■ **Available records**:

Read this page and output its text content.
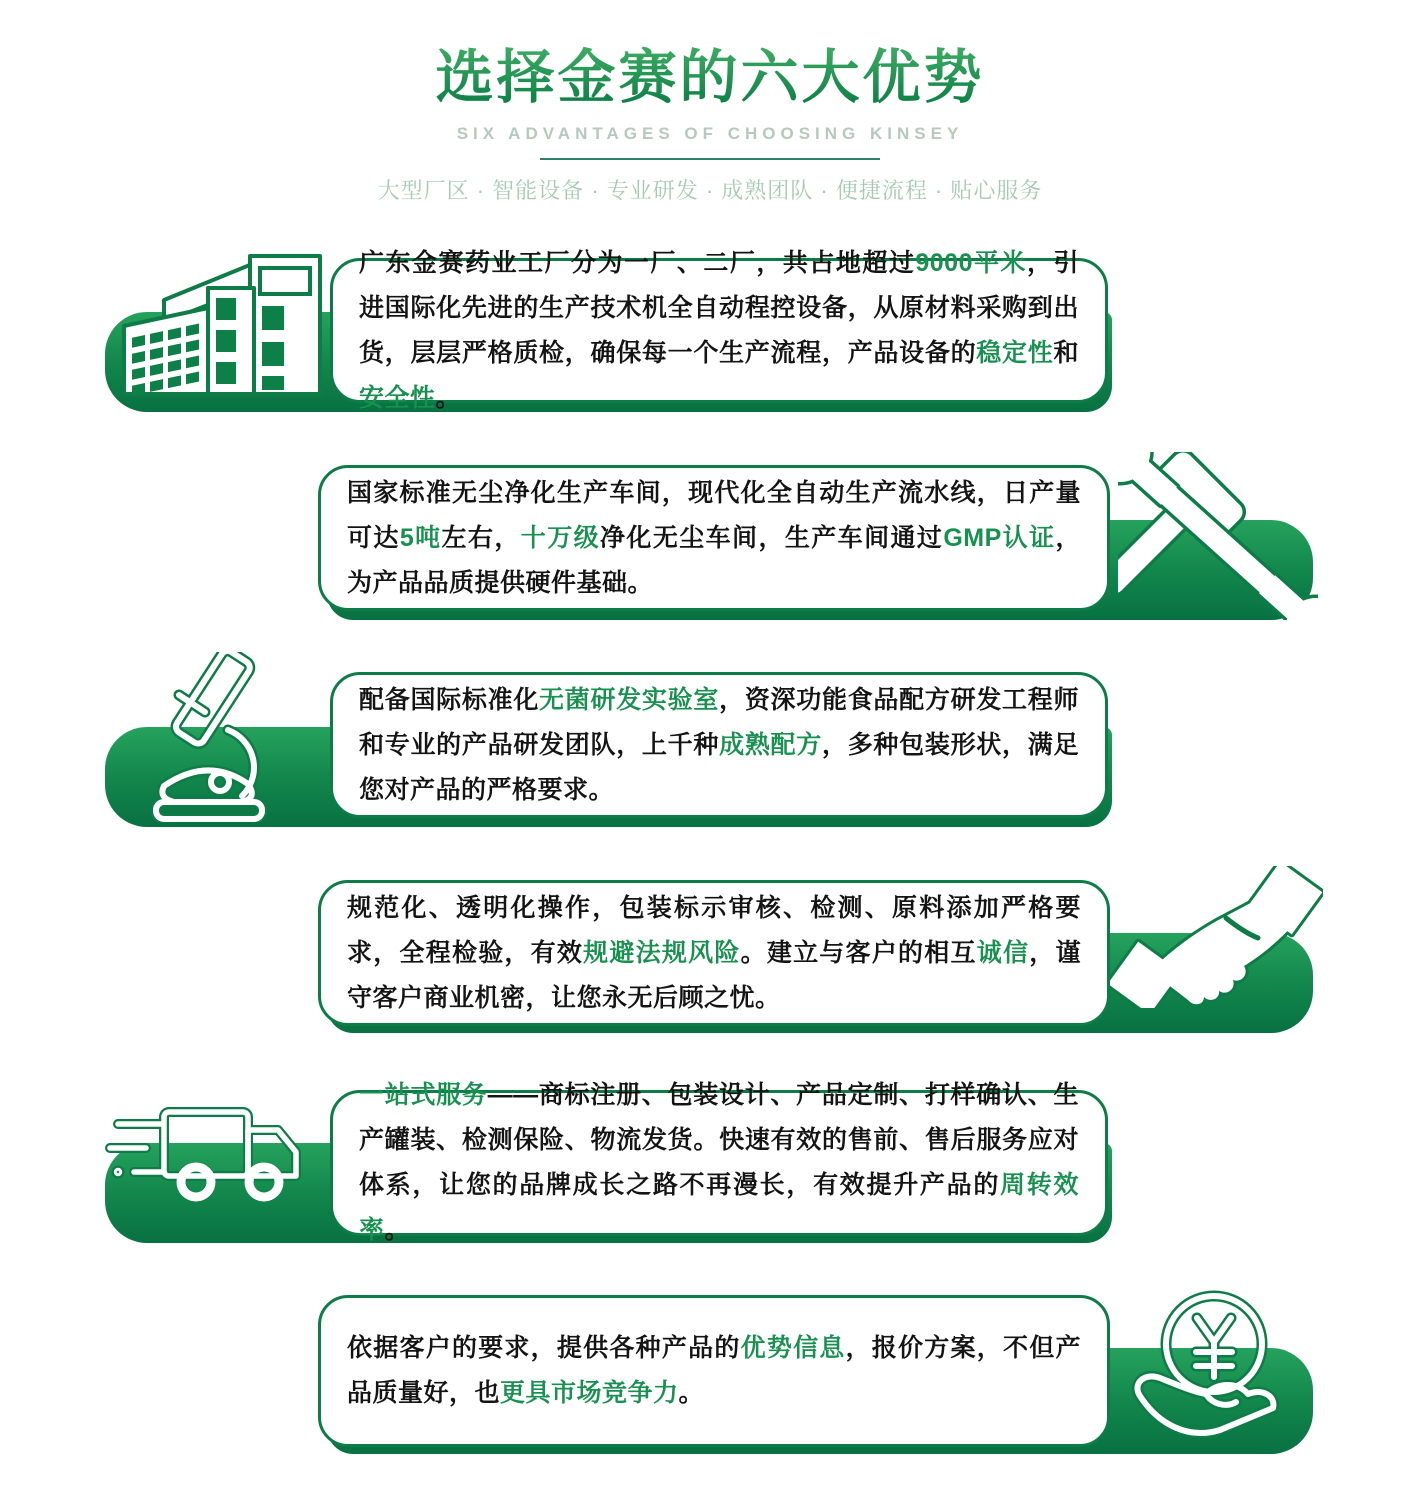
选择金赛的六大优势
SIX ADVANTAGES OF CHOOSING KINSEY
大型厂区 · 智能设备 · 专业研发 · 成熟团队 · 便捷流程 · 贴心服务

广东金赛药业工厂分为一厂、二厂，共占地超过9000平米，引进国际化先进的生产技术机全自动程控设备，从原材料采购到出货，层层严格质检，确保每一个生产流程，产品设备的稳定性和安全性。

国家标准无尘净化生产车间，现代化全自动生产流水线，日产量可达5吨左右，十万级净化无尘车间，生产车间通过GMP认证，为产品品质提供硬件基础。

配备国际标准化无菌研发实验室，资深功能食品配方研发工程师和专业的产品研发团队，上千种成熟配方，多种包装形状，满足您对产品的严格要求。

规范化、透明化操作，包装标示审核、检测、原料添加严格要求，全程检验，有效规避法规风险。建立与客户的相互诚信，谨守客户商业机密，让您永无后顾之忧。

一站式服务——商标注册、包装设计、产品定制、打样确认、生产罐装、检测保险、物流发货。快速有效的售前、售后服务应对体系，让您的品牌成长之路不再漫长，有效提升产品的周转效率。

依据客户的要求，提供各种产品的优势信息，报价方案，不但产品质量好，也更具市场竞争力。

==

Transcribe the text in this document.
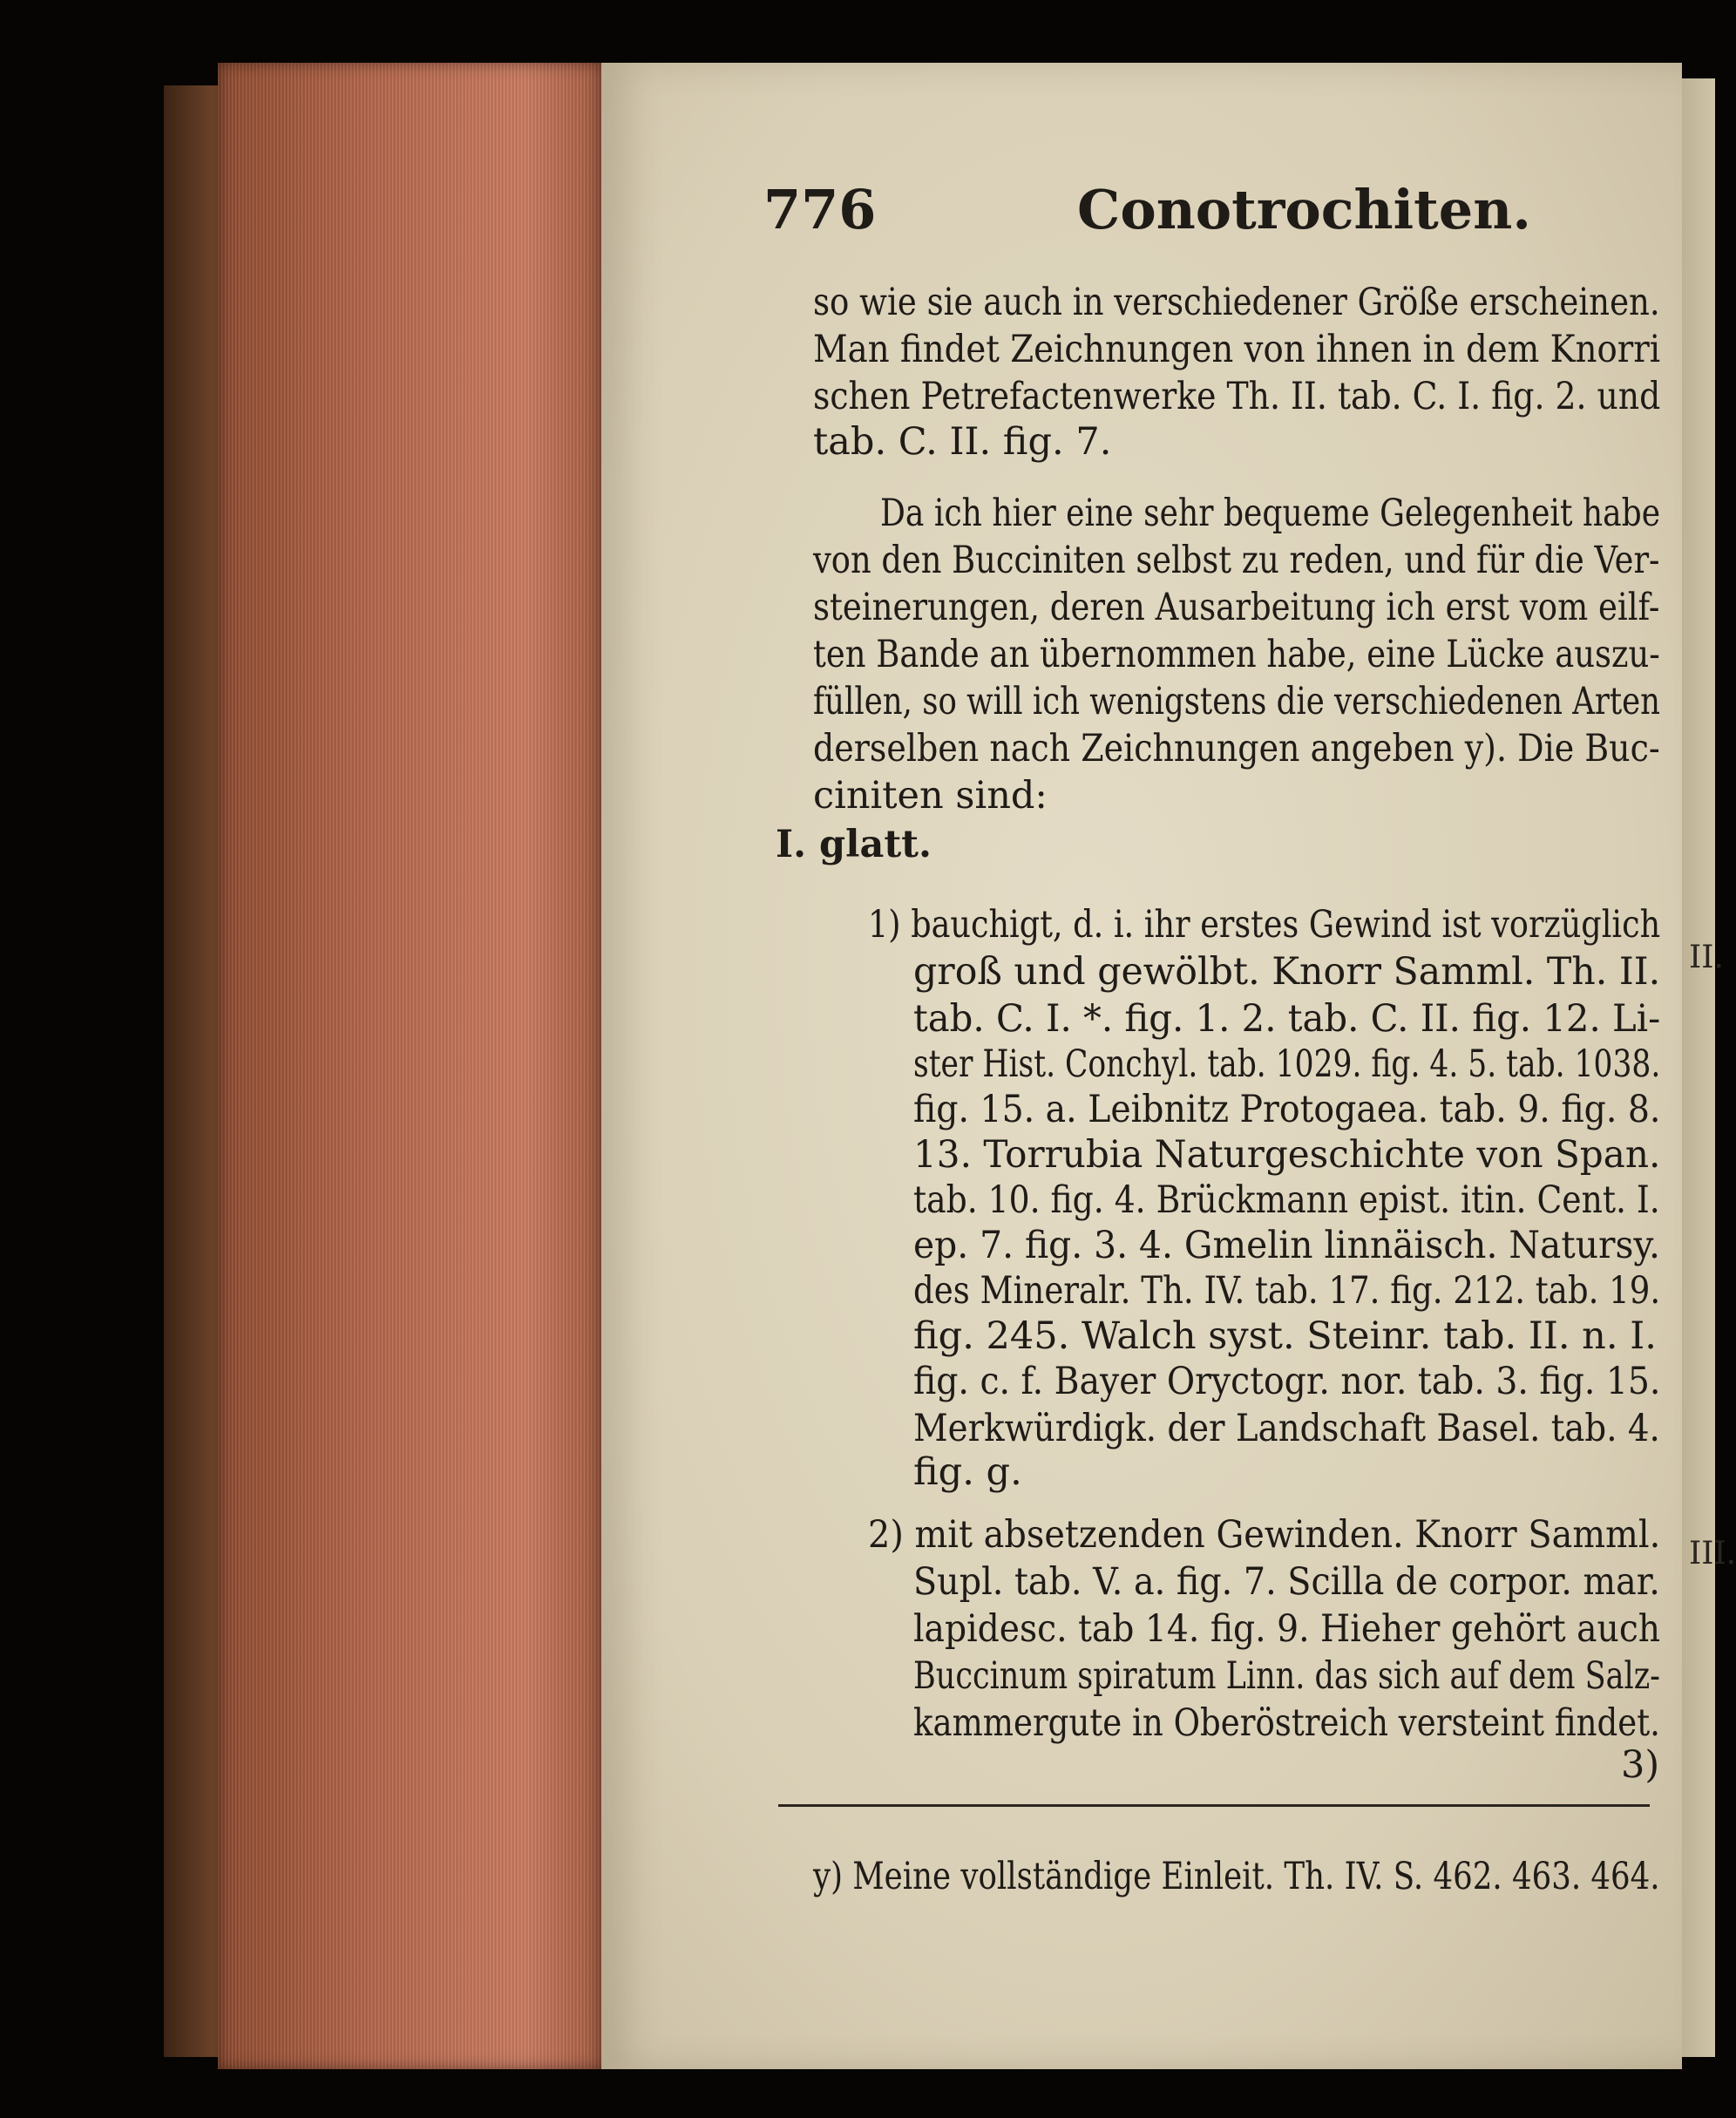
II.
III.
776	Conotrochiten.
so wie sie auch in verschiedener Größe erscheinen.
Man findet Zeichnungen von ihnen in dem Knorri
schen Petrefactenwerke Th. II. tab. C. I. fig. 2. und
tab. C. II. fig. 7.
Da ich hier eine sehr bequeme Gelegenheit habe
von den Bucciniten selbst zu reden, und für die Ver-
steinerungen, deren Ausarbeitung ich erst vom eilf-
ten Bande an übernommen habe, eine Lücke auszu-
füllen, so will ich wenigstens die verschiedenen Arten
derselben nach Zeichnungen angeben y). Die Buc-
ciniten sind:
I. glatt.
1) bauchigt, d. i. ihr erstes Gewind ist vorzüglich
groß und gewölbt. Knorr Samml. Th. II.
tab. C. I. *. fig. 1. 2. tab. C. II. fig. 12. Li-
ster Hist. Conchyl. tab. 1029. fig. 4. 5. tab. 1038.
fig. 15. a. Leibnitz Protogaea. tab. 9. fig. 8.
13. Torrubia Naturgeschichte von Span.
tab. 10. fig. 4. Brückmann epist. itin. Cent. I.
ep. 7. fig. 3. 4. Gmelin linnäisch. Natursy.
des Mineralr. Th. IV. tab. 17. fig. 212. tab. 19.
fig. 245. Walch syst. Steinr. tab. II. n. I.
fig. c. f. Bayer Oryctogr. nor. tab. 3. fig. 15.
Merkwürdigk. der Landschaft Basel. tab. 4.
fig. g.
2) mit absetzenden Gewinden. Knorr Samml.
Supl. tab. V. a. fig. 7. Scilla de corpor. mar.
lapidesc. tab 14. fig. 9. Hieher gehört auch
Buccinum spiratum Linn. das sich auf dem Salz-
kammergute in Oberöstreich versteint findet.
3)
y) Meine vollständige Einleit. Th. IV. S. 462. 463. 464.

■ **Aim**: How many of the lines above include the string "this"? Answer with the number only.

■ **Result below**: 2